**Exercise description:** Provide only the number of lines in the records below that include "VIII".

**Dataset records:**
■ ■ ■ ■
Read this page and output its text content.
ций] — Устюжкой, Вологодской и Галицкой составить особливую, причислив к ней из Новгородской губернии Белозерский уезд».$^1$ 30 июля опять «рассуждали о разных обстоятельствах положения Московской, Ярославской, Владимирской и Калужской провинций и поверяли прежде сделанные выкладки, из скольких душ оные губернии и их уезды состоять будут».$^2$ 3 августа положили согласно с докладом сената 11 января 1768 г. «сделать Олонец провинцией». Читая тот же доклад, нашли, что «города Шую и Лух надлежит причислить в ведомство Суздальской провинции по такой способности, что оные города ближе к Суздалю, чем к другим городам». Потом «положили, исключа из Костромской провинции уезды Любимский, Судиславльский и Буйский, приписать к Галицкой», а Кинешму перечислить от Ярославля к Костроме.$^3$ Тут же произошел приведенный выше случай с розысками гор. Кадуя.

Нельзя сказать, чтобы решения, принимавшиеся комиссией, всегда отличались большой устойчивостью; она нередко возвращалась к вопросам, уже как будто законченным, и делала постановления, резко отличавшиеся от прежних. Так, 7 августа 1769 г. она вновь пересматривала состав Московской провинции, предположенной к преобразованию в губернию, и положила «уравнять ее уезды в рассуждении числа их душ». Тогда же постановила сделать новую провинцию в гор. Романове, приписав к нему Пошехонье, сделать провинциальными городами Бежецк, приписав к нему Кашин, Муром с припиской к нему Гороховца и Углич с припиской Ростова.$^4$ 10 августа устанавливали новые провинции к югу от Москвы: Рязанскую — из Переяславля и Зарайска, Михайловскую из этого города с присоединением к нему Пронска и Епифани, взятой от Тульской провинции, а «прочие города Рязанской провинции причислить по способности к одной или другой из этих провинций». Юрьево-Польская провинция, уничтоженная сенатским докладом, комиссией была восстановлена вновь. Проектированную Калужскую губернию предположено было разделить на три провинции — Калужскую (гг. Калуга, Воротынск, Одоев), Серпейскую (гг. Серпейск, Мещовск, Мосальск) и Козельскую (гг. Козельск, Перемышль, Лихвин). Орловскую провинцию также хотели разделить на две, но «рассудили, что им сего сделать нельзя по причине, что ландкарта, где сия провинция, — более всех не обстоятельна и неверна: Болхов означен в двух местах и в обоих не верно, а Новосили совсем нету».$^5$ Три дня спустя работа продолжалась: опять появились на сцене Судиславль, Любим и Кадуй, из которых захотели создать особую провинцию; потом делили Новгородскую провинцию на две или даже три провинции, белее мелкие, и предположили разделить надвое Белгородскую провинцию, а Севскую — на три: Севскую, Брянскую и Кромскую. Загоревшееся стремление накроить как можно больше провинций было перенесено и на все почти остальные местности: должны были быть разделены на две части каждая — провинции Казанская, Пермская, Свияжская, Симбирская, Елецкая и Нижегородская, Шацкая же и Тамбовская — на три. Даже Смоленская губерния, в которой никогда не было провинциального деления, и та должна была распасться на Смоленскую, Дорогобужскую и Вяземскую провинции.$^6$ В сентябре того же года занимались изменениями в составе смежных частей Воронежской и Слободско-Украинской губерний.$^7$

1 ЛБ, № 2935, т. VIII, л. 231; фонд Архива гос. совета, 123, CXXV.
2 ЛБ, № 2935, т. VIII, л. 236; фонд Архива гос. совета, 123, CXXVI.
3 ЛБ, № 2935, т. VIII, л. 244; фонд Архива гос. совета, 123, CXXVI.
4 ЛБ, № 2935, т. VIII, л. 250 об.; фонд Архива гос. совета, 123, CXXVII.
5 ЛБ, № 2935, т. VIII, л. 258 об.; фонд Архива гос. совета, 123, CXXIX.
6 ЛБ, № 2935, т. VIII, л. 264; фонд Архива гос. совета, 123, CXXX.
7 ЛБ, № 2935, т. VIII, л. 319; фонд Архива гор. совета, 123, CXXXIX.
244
■ ■ ■ ■
**Answer to this task:** 7